Stated exercise —
Every line that contains the word "JSON" should be copied out.

Source records —
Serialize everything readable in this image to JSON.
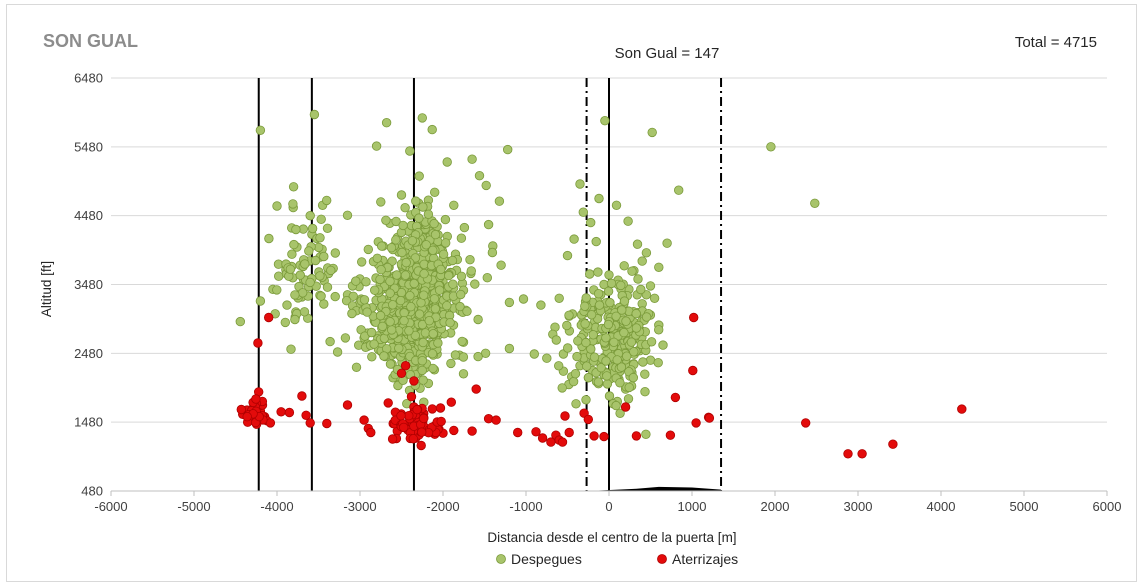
{
  "chart_data": {
    "type": "scatter",
    "title": "SON GUAL",
    "xlabel": "Distancia desde el centro de la puerta [m]",
    "ylabel": "Altitud [ft]",
    "xlim": [
      -6000,
      6000
    ],
    "ylim": [
      480,
      6480
    ],
    "xticks": [
      "-6000",
      "-5000",
      "-4000",
      "-3000",
      "-2000",
      "-1000",
      "0",
      "1000",
      "2000",
      "3000",
      "4000",
      "5000",
      "6000"
    ],
    "yticks": [
      "480",
      "1480",
      "2480",
      "3480",
      "4480",
      "5480",
      "6480"
    ],
    "grid": "horizontal",
    "legend_position": "bottom",
    "annotations": {
      "total": "Total = 4715",
      "gate": "Son Gual = 147"
    },
    "reference_lines": {
      "solid_x": [
        -4220,
        -3580,
        -2350,
        0
      ],
      "dashdot_x": [
        -270,
        1350
      ]
    },
    "terrain_profile": [
      [
        -270,
        480
      ],
      [
        -50,
        490
      ],
      [
        300,
        510
      ],
      [
        600,
        540
      ],
      [
        1000,
        530
      ],
      [
        1350,
        500
      ]
    ],
    "colors": {
      "despegues": "#a8c46b",
      "despegues_edge": "#7a9a3a",
      "aterrizajes": "#e30b0b",
      "aterrizajes_edge": "#b00000"
    },
    "series": [
      {
        "name": "Despegues",
        "points": [
          [
            -4200,
            5720
          ],
          [
            -3550,
            5950
          ],
          [
            -2680,
            5830
          ],
          [
            -2250,
            5900
          ],
          [
            -2130,
            5730
          ],
          [
            -2800,
            5490
          ],
          [
            -2400,
            5420
          ],
          [
            -1950,
            5260
          ],
          [
            -1650,
            5300
          ],
          [
            -1220,
            5440
          ],
          [
            -4000,
            4620
          ],
          [
            -3800,
            4900
          ],
          [
            -3600,
            4480
          ],
          [
            -3450,
            4630
          ],
          [
            -2750,
            4680
          ],
          [
            -2500,
            4780
          ],
          [
            -2100,
            4820
          ],
          [
            -1870,
            4630
          ],
          [
            -1560,
            5060
          ],
          [
            -1480,
            4920
          ],
          [
            -1320,
            4690
          ],
          [
            -1450,
            4350
          ],
          [
            -1400,
            4040
          ],
          [
            -1300,
            3760
          ],
          [
            -1200,
            3220
          ],
          [
            -1030,
            3270
          ],
          [
            -820,
            3180
          ],
          [
            -900,
            2470
          ],
          [
            -750,
            2410
          ],
          [
            -1200,
            2550
          ],
          [
            -4200,
            3240
          ],
          [
            -3980,
            3600
          ],
          [
            -3820,
            3920
          ],
          [
            -3720,
            3760
          ],
          [
            -3580,
            4210
          ],
          [
            -3480,
            3880
          ],
          [
            -3380,
            3640
          ],
          [
            -3360,
            2650
          ],
          [
            -3270,
            2500
          ],
          [
            -3150,
            3330
          ],
          [
            -3050,
            3490
          ],
          [
            -2900,
            3990
          ],
          [
            -2780,
            4100
          ],
          [
            -2650,
            3730
          ],
          [
            -2580,
            3010
          ],
          [
            -2520,
            2700
          ],
          [
            -2450,
            2930
          ],
          [
            -3700,
            3300
          ],
          [
            -3630,
            2990
          ],
          [
            -3880,
            3180
          ],
          [
            -3900,
            2930
          ],
          [
            -4050,
            3410
          ],
          [
            -600,
            3280
          ],
          [
            -500,
            3900
          ],
          [
            -420,
            4140
          ],
          [
            -350,
            4940
          ],
          [
            -310,
            4530
          ],
          [
            -220,
            4380
          ],
          [
            -50,
            5860
          ],
          [
            -120,
            4730
          ],
          [
            90,
            4630
          ],
          [
            230,
            4400
          ],
          [
            520,
            5690
          ],
          [
            840,
            4850
          ],
          [
            700,
            4080
          ],
          [
            600,
            3730
          ],
          [
            1950,
            5480
          ],
          [
            2480,
            4660
          ],
          [
            -650,
            2860
          ],
          [
            -480,
            3020
          ],
          [
            -300,
            2510
          ],
          [
            -200,
            2230
          ],
          [
            -150,
            2070
          ],
          [
            -50,
            2210
          ],
          [
            50,
            2280
          ],
          [
            100,
            2410
          ],
          [
            150,
            2560
          ],
          [
            200,
            2680
          ],
          [
            250,
            2810
          ],
          [
            300,
            2930
          ],
          [
            350,
            3070
          ],
          [
            400,
            3200
          ],
          [
            450,
            3330
          ],
          [
            500,
            3460
          ],
          [
            550,
            3280
          ],
          [
            600,
            2890
          ],
          [
            650,
            2600
          ],
          [
            -100,
            3330
          ],
          [
            -60,
            3480
          ],
          [
            0,
            3620
          ],
          [
            60,
            3100
          ],
          [
            120,
            2980
          ],
          [
            180,
            3200
          ],
          [
            240,
            3410
          ],
          [
            300,
            3680
          ],
          [
            350,
            3560
          ],
          [
            400,
            3820
          ],
          [
            450,
            3940
          ],
          [
            500,
            2380
          ],
          [
            -350,
            2300
          ],
          [
            -450,
            2140
          ],
          [
            -550,
            2220
          ],
          [
            120,
            2100
          ],
          [
            200,
            1960
          ],
          [
            100,
            1780
          ]
        ],
        "clusters": [
          {
            "cx": -2380,
            "cy": 3100,
            "sx": 210,
            "sy": 480,
            "n": 560
          },
          {
            "cx": -2200,
            "cy": 3900,
            "sx": 160,
            "sy": 420,
            "n": 120
          },
          {
            "cx": -3700,
            "cy": 3700,
            "sx": 230,
            "sy": 420,
            "n": 70
          },
          {
            "cx": -2800,
            "cy": 3200,
            "sx": 220,
            "sy": 380,
            "n": 60
          },
          {
            "cx": -1900,
            "cy": 3150,
            "sx": 200,
            "sy": 420,
            "n": 60
          },
          {
            "cx": 100,
            "cy": 2700,
            "sx": 200,
            "sy": 420,
            "n": 210
          },
          {
            "cx": -300,
            "cy": 2900,
            "sx": 160,
            "sy": 450,
            "n": 40
          }
        ]
      },
      {
        "name": "Aterrizajes",
        "points": [
          [
            -4100,
            3000
          ],
          [
            -4230,
            2630
          ],
          [
            -4220,
            1920
          ],
          [
            -4250,
            1800
          ],
          [
            -4280,
            1730
          ],
          [
            -4200,
            1640
          ],
          [
            -4150,
            1560
          ],
          [
            -4120,
            1500
          ],
          [
            -4080,
            1470
          ],
          [
            -3950,
            1630
          ],
          [
            -3850,
            1620
          ],
          [
            -3700,
            1860
          ],
          [
            -3650,
            1580
          ],
          [
            -3600,
            1470
          ],
          [
            -3400,
            1460
          ],
          [
            -3150,
            1730
          ],
          [
            -2950,
            1510
          ],
          [
            -2900,
            1390
          ],
          [
            -2870,
            1330
          ],
          [
            -2660,
            1760
          ],
          [
            -2600,
            1460
          ],
          [
            -2550,
            1350
          ],
          [
            -2450,
            2300
          ],
          [
            -2500,
            2190
          ],
          [
            -2350,
            2080
          ],
          [
            -2380,
            1850
          ],
          [
            -2350,
            1700
          ],
          [
            -2350,
            1620
          ],
          [
            -2300,
            1550
          ],
          [
            -2250,
            1450
          ],
          [
            -2200,
            1380
          ],
          [
            -2150,
            1340
          ],
          [
            -2100,
            1310
          ],
          [
            -2050,
            1380
          ],
          [
            -2000,
            1320
          ],
          [
            -1900,
            1770
          ],
          [
            -1870,
            1360
          ],
          [
            -1600,
            1960
          ],
          [
            -1650,
            1350
          ],
          [
            -1450,
            1530
          ],
          [
            -1360,
            1510
          ],
          [
            -1100,
            1330
          ],
          [
            -880,
            1340
          ],
          [
            -800,
            1250
          ],
          [
            -700,
            1190
          ],
          [
            -640,
            1290
          ],
          [
            -600,
            1220
          ],
          [
            -560,
            1190
          ],
          [
            -530,
            1570
          ],
          [
            -480,
            1330
          ],
          [
            -300,
            1610
          ],
          [
            -250,
            1520
          ],
          [
            -180,
            1280
          ],
          [
            -60,
            1270
          ],
          [
            200,
            1700
          ],
          [
            330,
            1280
          ],
          [
            740,
            1290
          ],
          [
            800,
            1840
          ],
          [
            1020,
            3000
          ],
          [
            1050,
            1470
          ],
          [
            1010,
            2230
          ],
          [
            1200,
            1550
          ],
          [
            1210,
            1540
          ],
          [
            2370,
            1470
          ],
          [
            2880,
            1020
          ],
          [
            3050,
            1020
          ],
          [
            3420,
            1160
          ],
          [
            4250,
            1670
          ]
        ],
        "clusters": [
          {
            "cx": -4270,
            "cy": 1620,
            "sx": 60,
            "sy": 90,
            "n": 35
          },
          {
            "cx": -2340,
            "cy": 1420,
            "sx": 110,
            "sy": 130,
            "n": 45
          },
          {
            "cx": -2150,
            "cy": 1380,
            "sx": 90,
            "sy": 90,
            "n": 15
          }
        ]
      }
    ]
  }
}
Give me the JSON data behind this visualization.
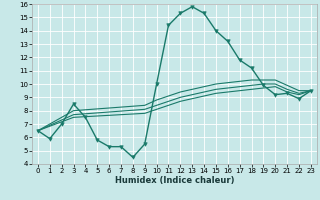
{
  "title": "",
  "xlabel": "Humidex (Indice chaleur)",
  "bg_color": "#c8e8e8",
  "grid_color": "#ffffff",
  "line_color": "#1a7a6a",
  "xlim": [
    -0.5,
    23.5
  ],
  "ylim": [
    4,
    16
  ],
  "xticks": [
    0,
    1,
    2,
    3,
    4,
    5,
    6,
    7,
    8,
    9,
    10,
    11,
    12,
    13,
    14,
    15,
    16,
    17,
    18,
    19,
    20,
    21,
    22,
    23
  ],
  "yticks": [
    4,
    5,
    6,
    7,
    8,
    9,
    10,
    11,
    12,
    13,
    14,
    15,
    16
  ],
  "series": [
    {
      "x": [
        0,
        1,
        2,
        3,
        4,
        5,
        6,
        7,
        8,
        9,
        10,
        11,
        12,
        13,
        14,
        15,
        16,
        17,
        18,
        19,
        20,
        21,
        22,
        23
      ],
      "y": [
        6.5,
        5.9,
        7.0,
        8.5,
        7.5,
        5.8,
        5.3,
        5.3,
        4.5,
        5.5,
        10.0,
        14.4,
        15.3,
        15.8,
        15.3,
        14.0,
        13.2,
        11.8,
        11.2,
        9.9,
        9.2,
        9.3,
        8.9,
        9.5
      ],
      "marker": "v",
      "markersize": 2.5,
      "linewidth": 1.0
    },
    {
      "x": [
        0,
        3,
        9,
        10,
        11,
        12,
        13,
        14,
        15,
        16,
        17,
        18,
        19,
        20,
        21,
        22,
        23
      ],
      "y": [
        6.5,
        7.5,
        7.8,
        8.1,
        8.4,
        8.7,
        8.9,
        9.1,
        9.3,
        9.4,
        9.5,
        9.6,
        9.7,
        9.8,
        9.4,
        9.2,
        9.5
      ],
      "marker": null,
      "markersize": 0,
      "linewidth": 0.8
    },
    {
      "x": [
        0,
        3,
        9,
        10,
        11,
        12,
        13,
        14,
        15,
        16,
        17,
        18,
        19,
        20,
        21,
        22,
        23
      ],
      "y": [
        6.5,
        7.7,
        8.1,
        8.4,
        8.7,
        9.0,
        9.2,
        9.4,
        9.6,
        9.7,
        9.8,
        9.9,
        10.0,
        10.0,
        9.6,
        9.3,
        9.5
      ],
      "marker": null,
      "markersize": 0,
      "linewidth": 0.8
    },
    {
      "x": [
        0,
        3,
        9,
        10,
        11,
        12,
        13,
        14,
        15,
        16,
        17,
        18,
        19,
        20,
        21,
        22,
        23
      ],
      "y": [
        6.5,
        8.0,
        8.4,
        8.8,
        9.1,
        9.4,
        9.6,
        9.8,
        10.0,
        10.1,
        10.2,
        10.3,
        10.3,
        10.3,
        9.9,
        9.5,
        9.5
      ],
      "marker": null,
      "markersize": 0,
      "linewidth": 0.8
    }
  ]
}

Correct answer —
Serialize everything readable in this image to JSON.
Give me the JSON data behind this visualization.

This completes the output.